Stored data
>> Begin

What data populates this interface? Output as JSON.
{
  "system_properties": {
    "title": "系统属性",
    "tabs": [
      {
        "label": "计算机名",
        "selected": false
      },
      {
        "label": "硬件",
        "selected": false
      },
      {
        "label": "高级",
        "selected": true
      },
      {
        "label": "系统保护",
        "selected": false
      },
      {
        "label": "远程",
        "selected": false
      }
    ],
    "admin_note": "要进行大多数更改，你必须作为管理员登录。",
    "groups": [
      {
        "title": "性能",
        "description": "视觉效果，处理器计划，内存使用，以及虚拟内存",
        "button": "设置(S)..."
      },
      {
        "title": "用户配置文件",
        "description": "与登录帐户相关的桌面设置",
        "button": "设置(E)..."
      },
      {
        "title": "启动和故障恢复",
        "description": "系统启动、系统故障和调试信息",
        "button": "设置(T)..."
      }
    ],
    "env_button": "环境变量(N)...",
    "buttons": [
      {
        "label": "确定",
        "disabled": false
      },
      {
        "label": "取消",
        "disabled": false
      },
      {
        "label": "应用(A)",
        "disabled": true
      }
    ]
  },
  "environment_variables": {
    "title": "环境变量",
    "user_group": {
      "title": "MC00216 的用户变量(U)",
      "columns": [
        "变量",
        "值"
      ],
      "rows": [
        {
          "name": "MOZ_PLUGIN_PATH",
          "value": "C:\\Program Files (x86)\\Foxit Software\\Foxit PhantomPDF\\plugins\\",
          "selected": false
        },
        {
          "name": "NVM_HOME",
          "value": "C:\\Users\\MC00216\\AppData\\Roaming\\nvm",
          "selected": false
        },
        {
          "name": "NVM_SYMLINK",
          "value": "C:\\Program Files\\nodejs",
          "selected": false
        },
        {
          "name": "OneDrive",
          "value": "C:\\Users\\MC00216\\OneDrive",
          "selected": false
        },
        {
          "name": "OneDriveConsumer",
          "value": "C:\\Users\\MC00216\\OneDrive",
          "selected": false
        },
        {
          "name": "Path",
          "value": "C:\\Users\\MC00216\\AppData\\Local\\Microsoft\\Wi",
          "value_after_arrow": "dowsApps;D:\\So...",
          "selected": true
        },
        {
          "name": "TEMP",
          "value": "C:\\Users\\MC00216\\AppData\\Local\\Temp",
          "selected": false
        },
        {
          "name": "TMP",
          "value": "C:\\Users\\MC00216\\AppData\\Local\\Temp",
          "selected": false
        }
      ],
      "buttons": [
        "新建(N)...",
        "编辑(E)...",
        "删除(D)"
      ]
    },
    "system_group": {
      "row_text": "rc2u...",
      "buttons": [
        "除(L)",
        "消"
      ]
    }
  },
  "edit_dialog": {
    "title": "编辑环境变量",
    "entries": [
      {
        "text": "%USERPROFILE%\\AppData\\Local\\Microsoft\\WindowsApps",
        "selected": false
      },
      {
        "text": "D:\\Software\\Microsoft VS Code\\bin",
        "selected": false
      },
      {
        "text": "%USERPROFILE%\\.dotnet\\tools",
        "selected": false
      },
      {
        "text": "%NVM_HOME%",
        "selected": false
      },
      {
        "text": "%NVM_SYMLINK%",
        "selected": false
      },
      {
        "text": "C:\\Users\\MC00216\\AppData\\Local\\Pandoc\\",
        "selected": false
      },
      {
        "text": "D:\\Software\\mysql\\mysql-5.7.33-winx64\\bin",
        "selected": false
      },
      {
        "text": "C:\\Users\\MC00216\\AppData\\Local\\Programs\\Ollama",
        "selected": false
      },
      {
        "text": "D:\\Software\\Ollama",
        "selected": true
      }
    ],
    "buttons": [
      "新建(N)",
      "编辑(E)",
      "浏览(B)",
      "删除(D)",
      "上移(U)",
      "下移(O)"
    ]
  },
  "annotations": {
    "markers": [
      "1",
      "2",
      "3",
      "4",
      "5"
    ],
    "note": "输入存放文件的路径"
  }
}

>> End

## Given task
Working from the material above, retype it in its entirety without change.

## Task solution
What data populates this interface? Output as JSON.
{
  "system_properties": {
    "title": "系统属性",
    "tabs": [
      {
        "label": "计算机名",
        "selected": false
      },
      {
        "label": "硬件",
        "selected": false
      },
      {
        "label": "高级",
        "selected": true
      },
      {
        "label": "系统保护",
        "selected": false
      },
      {
        "label": "远程",
        "selected": false
      }
    ],
    "admin_note": "要进行大多数更改，你必须作为管理员登录。",
    "groups": [
      {
        "title": "性能",
        "description": "视觉效果，处理器计划，内存使用，以及虚拟内存",
        "button": "设置(S)..."
      },
      {
        "title": "用户配置文件",
        "description": "与登录帐户相关的桌面设置",
        "button": "设置(E)..."
      },
      {
        "title": "启动和故障恢复",
        "description": "系统启动、系统故障和调试信息",
        "button": "设置(T)..."
      }
    ],
    "env_button": "环境变量(N)...",
    "buttons": [
      {
        "label": "确定",
        "disabled": false
      },
      {
        "label": "取消",
        "disabled": false
      },
      {
        "label": "应用(A)",
        "disabled": true
      }
    ]
  },
  "environment_variables": {
    "title": "环境变量",
    "user_group": {
      "title": "MC00216 的用户变量(U)",
      "columns": [
        "变量",
        "值"
      ],
      "rows": [
        {
          "name": "MOZ_PLUGIN_PATH",
          "value": "C:\\Program Files (x86)\\Foxit Software\\Foxit PhantomPDF\\plugins\\",
          "selected": false
        },
        {
          "name": "NVM_HOME",
          "value": "C:\\Users\\MC00216\\AppData\\Roaming\\nvm",
          "selected": false
        },
        {
          "name": "NVM_SYMLINK",
          "value": "C:\\Program Files\\nodejs",
          "selected": false
        },
        {
          "name": "OneDrive",
          "value": "C:\\Users\\MC00216\\OneDrive",
          "selected": false
        },
        {
          "name": "OneDriveConsumer",
          "value": "C:\\Users\\MC00216\\OneDrive",
          "selected": false
        },
        {
          "name": "Path",
          "value": "C:\\Users\\MC00216\\AppData\\Local\\Microsoft\\Wi",
          "value_after_arrow": "dowsApps;D:\\So...",
          "selected": true
        },
        {
          "name": "TEMP",
          "value": "C:\\Users\\MC00216\\AppData\\Local\\Temp",
          "selected": false
        },
        {
          "name": "TMP",
          "value": "C:\\Users\\MC00216\\AppData\\Local\\Temp",
          "selected": false
        }
      ],
      "buttons": [
        "新建(N)...",
        "编辑(E)...",
        "删除(D)"
      ]
    },
    "system_group": {
      "row_text": "rc2u...",
      "buttons": [
        "除(L)",
        "消"
      ]
    }
  },
  "edit_dialog": {
    "title": "编辑环境变量",
    "entries": [
      {
        "text": "%USERPROFILE%\\AppData\\Local\\Microsoft\\WindowsApps",
        "selected": false
      },
      {
        "text": "D:\\Software\\Microsoft VS Code\\bin",
        "selected": false
      },
      {
        "text": "%USERPROFILE%\\.dotnet\\tools",
        "selected": false
      },
      {
        "text": "%NVM_HOME%",
        "selected": false
      },
      {
        "text": "%NVM_SYMLINK%",
        "selected": false
      },
      {
        "text": "C:\\Users\\MC00216\\AppData\\Local\\Pandoc\\",
        "selected": false
      },
      {
        "text": "D:\\Software\\mysql\\mysql-5.7.33-winx64\\bin",
        "selected": false
      },
      {
        "text": "C:\\Users\\MC00216\\AppData\\Local\\Programs\\Ollama",
        "selected": false
      },
      {
        "text": "D:\\Software\\Ollama",
        "selected": true
      }
    ],
    "buttons": [
      "新建(N)",
      "编辑(E)",
      "浏览(B)",
      "删除(D)",
      "上移(U)",
      "下移(O)"
    ]
  },
  "annotations": {
    "markers": [
      "1",
      "2",
      "3",
      "4",
      "5"
    ],
    "note": "输入存放文件的路径"
  }
}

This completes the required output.